= Stated problem =
The records below are to be repeated in full, exactly as they are.
--- start of Supplied records ---
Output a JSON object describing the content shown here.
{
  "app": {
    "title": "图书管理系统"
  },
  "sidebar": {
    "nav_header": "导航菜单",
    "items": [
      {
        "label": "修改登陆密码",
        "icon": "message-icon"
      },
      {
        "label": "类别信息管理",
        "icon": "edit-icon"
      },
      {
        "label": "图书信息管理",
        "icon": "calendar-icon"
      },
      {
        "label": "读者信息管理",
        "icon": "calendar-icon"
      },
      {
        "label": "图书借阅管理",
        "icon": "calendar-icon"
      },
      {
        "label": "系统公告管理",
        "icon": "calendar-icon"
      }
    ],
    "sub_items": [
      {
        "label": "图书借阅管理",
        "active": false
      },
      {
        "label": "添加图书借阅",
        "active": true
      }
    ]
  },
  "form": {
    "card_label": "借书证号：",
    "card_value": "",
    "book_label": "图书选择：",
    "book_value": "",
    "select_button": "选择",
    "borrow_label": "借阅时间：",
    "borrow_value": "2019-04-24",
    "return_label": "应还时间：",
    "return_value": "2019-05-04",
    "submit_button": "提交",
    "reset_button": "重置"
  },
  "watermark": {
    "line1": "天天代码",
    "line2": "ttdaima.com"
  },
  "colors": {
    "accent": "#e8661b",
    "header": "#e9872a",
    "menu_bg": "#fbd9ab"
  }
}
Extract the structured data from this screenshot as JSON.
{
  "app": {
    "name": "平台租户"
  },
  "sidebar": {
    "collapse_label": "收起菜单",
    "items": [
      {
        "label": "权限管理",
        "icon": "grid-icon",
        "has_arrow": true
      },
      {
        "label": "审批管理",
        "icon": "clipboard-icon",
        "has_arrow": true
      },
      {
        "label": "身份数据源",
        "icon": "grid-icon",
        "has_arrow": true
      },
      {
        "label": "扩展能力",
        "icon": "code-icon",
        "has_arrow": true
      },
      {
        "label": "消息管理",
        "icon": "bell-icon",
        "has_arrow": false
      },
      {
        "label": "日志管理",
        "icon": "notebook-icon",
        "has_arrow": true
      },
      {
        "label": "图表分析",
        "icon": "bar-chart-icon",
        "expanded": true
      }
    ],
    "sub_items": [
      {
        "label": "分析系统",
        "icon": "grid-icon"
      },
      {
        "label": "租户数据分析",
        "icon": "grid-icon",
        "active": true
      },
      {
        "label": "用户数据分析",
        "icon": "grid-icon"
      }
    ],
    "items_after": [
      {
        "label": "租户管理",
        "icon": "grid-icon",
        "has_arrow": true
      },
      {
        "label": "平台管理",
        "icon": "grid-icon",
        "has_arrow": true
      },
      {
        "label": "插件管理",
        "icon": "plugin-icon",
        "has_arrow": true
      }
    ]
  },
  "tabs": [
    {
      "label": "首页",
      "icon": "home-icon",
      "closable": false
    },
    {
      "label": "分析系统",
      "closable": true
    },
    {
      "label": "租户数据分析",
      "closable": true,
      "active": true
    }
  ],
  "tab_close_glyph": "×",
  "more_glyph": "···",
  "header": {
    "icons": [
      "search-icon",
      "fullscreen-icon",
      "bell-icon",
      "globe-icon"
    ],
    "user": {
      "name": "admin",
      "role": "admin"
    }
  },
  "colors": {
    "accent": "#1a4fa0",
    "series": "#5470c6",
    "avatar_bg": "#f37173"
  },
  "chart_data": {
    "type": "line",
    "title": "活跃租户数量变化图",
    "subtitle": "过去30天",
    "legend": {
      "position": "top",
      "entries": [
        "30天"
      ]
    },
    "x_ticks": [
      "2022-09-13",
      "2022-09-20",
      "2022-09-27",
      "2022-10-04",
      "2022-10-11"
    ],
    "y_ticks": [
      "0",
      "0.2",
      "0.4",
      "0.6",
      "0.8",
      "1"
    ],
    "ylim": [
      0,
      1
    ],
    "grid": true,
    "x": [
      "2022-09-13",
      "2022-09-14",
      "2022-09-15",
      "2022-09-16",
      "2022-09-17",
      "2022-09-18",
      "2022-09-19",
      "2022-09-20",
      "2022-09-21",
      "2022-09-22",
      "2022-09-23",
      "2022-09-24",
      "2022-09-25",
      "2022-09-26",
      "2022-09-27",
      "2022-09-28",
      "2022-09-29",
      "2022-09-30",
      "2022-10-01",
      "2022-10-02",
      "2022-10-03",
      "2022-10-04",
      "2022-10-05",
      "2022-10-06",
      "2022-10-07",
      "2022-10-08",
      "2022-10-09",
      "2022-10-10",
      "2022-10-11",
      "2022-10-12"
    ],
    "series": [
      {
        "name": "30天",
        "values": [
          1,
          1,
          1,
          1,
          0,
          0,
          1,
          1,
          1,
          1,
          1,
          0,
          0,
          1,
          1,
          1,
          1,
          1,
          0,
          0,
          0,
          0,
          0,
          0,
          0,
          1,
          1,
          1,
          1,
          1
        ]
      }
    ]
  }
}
--- end of Supplied records ---
= Reply to the exercise =
Output a JSON object describing the content shown here.
{
  "app": {
    "title": "图书管理系统"
  },
  "sidebar": {
    "nav_header": "导航菜单",
    "items": [
      {
        "label": "修改登陆密码",
        "icon": "message-icon"
      },
      {
        "label": "类别信息管理",
        "icon": "edit-icon"
      },
      {
        "label": "图书信息管理",
        "icon": "calendar-icon"
      },
      {
        "label": "读者信息管理",
        "icon": "calendar-icon"
      },
      {
        "label": "图书借阅管理",
        "icon": "calendar-icon"
      },
      {
        "label": "系统公告管理",
        "icon": "calendar-icon"
      }
    ],
    "sub_items": [
      {
        "label": "图书借阅管理",
        "active": false
      },
      {
        "label": "添加图书借阅",
        "active": true
      }
    ]
  },
  "form": {
    "card_label": "借书证号：",
    "card_value": "",
    "book_label": "图书选择：",
    "book_value": "",
    "select_button": "选择",
    "borrow_label": "借阅时间：",
    "borrow_value": "2019-04-24",
    "return_label": "应还时间：",
    "return_value": "2019-05-04",
    "submit_button": "提交",
    "reset_button": "重置"
  },
  "watermark": {
    "line1": "天天代码",
    "line2": "ttdaima.com"
  },
  "colors": {
    "accent": "#e8661b",
    "header": "#e9872a",
    "menu_bg": "#fbd9ab"
  }
}
Extract the structured data from this screenshot as JSON.
{
  "app": {
    "name": "平台租户"
  },
  "sidebar": {
    "collapse_label": "收起菜单",
    "items": [
      {
        "label": "权限管理",
        "icon": "grid-icon",
        "has_arrow": true
      },
      {
        "label": "审批管理",
        "icon": "clipboard-icon",
        "has_arrow": true
      },
      {
        "label": "身份数据源",
        "icon": "grid-icon",
        "has_arrow": true
      },
      {
        "label": "扩展能力",
        "icon": "code-icon",
        "has_arrow": true
      },
      {
        "label": "消息管理",
        "icon": "bell-icon",
        "has_arrow": false
      },
      {
        "label": "日志管理",
        "icon": "notebook-icon",
        "has_arrow": true
      },
      {
        "label": "图表分析",
        "icon": "bar-chart-icon",
        "expanded": true
      }
    ],
    "sub_items": [
      {
        "label": "分析系统",
        "icon": "grid-icon"
      },
      {
        "label": "租户数据分析",
        "icon": "grid-icon",
        "active": true
      },
      {
        "label": "用户数据分析",
        "icon": "grid-icon"
      }
    ],
    "items_after": [
      {
        "label": "租户管理",
        "icon": "grid-icon",
        "has_arrow": true
      },
      {
        "label": "平台管理",
        "icon": "grid-icon",
        "has_arrow": true
      },
      {
        "label": "插件管理",
        "icon": "plugin-icon",
        "has_arrow": true
      }
    ]
  },
  "tabs": [
    {
      "label": "首页",
      "icon": "home-icon",
      "closable": false
    },
    {
      "label": "分析系统",
      "closable": true
    },
    {
      "label": "租户数据分析",
      "closable": true,
      "active": true
    }
  ],
  "tab_close_glyph": "×",
  "more_glyph": "···",
  "header": {
    "icons": [
      "search-icon",
      "fullscreen-icon",
      "bell-icon",
      "globe-icon"
    ],
    "user": {
      "name": "admin",
      "role": "admin"
    }
  },
  "colors": {
    "accent": "#1a4fa0",
    "series": "#5470c6",
    "avatar_bg": "#f37173"
  },
  "chart_data": {
    "type": "line",
    "title": "活跃租户数量变化图",
    "subtitle": "过去30天",
    "legend": {
      "position": "top",
      "entries": [
        "30天"
      ]
    },
    "x_ticks": [
      "2022-09-13",
      "2022-09-20",
      "2022-09-27",
      "2022-10-04",
      "2022-10-11"
    ],
    "y_ticks": [
      "0",
      "0.2",
      "0.4",
      "0.6",
      "0.8",
      "1"
    ],
    "ylim": [
      0,
      1
    ],
    "grid": true,
    "x": [
      "2022-09-13",
      "2022-09-14",
      "2022-09-15",
      "2022-09-16",
      "2022-09-17",
      "2022-09-18",
      "2022-09-19",
      "2022-09-20",
      "2022-09-21",
      "2022-09-22",
      "2022-09-23",
      "2022-09-24",
      "2022-09-25",
      "2022-09-26",
      "2022-09-27",
      "2022-09-28",
      "2022-09-29",
      "2022-09-30",
      "2022-10-01",
      "2022-10-02",
      "2022-10-03",
      "2022-10-04",
      "2022-10-05",
      "2022-10-06",
      "2022-10-07",
      "2022-10-08",
      "2022-10-09",
      "2022-10-10",
      "2022-10-11",
      "2022-10-12"
    ],
    "series": [
      {
        "name": "30天",
        "values": [
          1,
          1,
          1,
          1,
          0,
          0,
          1,
          1,
          1,
          1,
          1,
          0,
          0,
          1,
          1,
          1,
          1,
          1,
          0,
          0,
          0,
          0,
          0,
          0,
          0,
          1,
          1,
          1,
          1,
          1
        ]
      }
    ]
  }
}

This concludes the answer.